<<<<

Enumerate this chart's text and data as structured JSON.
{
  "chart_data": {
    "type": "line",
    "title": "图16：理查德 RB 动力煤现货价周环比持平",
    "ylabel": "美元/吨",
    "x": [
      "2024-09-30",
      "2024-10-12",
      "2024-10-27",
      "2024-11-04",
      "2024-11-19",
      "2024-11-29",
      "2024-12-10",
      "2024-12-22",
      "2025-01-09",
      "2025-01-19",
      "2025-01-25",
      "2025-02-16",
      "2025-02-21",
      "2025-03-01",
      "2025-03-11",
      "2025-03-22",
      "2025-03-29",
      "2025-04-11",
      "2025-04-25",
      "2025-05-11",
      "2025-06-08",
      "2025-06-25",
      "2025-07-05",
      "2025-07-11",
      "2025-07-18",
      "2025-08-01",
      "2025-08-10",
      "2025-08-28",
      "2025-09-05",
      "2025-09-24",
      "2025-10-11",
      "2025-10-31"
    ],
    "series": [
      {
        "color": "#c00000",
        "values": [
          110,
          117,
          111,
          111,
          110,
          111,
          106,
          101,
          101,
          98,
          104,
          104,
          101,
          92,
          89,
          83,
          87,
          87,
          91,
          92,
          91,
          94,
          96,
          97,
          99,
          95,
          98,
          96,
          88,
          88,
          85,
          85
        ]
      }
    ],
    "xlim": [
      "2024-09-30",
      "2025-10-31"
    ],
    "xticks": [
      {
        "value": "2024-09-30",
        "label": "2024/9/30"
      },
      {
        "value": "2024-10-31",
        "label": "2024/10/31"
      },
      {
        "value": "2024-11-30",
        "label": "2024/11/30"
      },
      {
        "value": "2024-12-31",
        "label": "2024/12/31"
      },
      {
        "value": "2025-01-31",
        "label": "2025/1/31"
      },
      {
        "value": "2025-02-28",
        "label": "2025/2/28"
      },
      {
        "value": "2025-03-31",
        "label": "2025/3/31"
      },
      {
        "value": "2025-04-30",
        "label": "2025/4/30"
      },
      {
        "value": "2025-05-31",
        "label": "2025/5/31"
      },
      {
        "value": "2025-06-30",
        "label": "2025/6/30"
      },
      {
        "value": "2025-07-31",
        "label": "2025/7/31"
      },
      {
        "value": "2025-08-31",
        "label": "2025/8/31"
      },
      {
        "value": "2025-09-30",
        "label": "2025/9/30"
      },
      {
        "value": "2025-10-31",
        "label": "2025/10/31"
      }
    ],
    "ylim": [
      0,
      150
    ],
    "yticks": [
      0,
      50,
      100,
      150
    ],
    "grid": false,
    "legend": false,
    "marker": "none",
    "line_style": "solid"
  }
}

>>>>

**Goal:** Write out the entries above word for word.

**Correct output:**
Enumerate this chart's text and data as structured JSON.
{
  "chart_data": {
    "type": "line",
    "title": "图16：理查德 RB 动力煤现货价周环比持平",
    "ylabel": "美元/吨",
    "x": [
      "2024-09-30",
      "2024-10-12",
      "2024-10-27",
      "2024-11-04",
      "2024-11-19",
      "2024-11-29",
      "2024-12-10",
      "2024-12-22",
      "2025-01-09",
      "2025-01-19",
      "2025-01-25",
      "2025-02-16",
      "2025-02-21",
      "2025-03-01",
      "2025-03-11",
      "2025-03-22",
      "2025-03-29",
      "2025-04-11",
      "2025-04-25",
      "2025-05-11",
      "2025-06-08",
      "2025-06-25",
      "2025-07-05",
      "2025-07-11",
      "2025-07-18",
      "2025-08-01",
      "2025-08-10",
      "2025-08-28",
      "2025-09-05",
      "2025-09-24",
      "2025-10-11",
      "2025-10-31"
    ],
    "series": [
      {
        "color": "#c00000",
        "values": [
          110,
          117,
          111,
          111,
          110,
          111,
          106,
          101,
          101,
          98,
          104,
          104,
          101,
          92,
          89,
          83,
          87,
          87,
          91,
          92,
          91,
          94,
          96,
          97,
          99,
          95,
          98,
          96,
          88,
          88,
          85,
          85
        ]
      }
    ],
    "xlim": [
      "2024-09-30",
      "2025-10-31"
    ],
    "xticks": [
      {
        "value": "2024-09-30",
        "label": "2024/9/30"
      },
      {
        "value": "2024-10-31",
        "label": "2024/10/31"
      },
      {
        "value": "2024-11-30",
        "label": "2024/11/30"
      },
      {
        "value": "2024-12-31",
        "label": "2024/12/31"
      },
      {
        "value": "2025-01-31",
        "label": "2025/1/31"
      },
      {
        "value": "2025-02-28",
        "label": "2025/2/28"
      },
      {
        "value": "2025-03-31",
        "label": "2025/3/31"
      },
      {
        "value": "2025-04-30",
        "label": "2025/4/30"
      },
      {
        "value": "2025-05-31",
        "label": "2025/5/31"
      },
      {
        "value": "2025-06-30",
        "label": "2025/6/30"
      },
      {
        "value": "2025-07-31",
        "label": "2025/7/31"
      },
      {
        "value": "2025-08-31",
        "label": "2025/8/31"
      },
      {
        "value": "2025-09-30",
        "label": "2025/9/30"
      },
      {
        "value": "2025-10-31",
        "label": "2025/10/31"
      }
    ],
    "ylim": [
      0,
      150
    ],
    "yticks": [
      0,
      50,
      100,
      150
    ],
    "grid": false,
    "legend": false,
    "marker": "none",
    "line_style": "solid"
  }
}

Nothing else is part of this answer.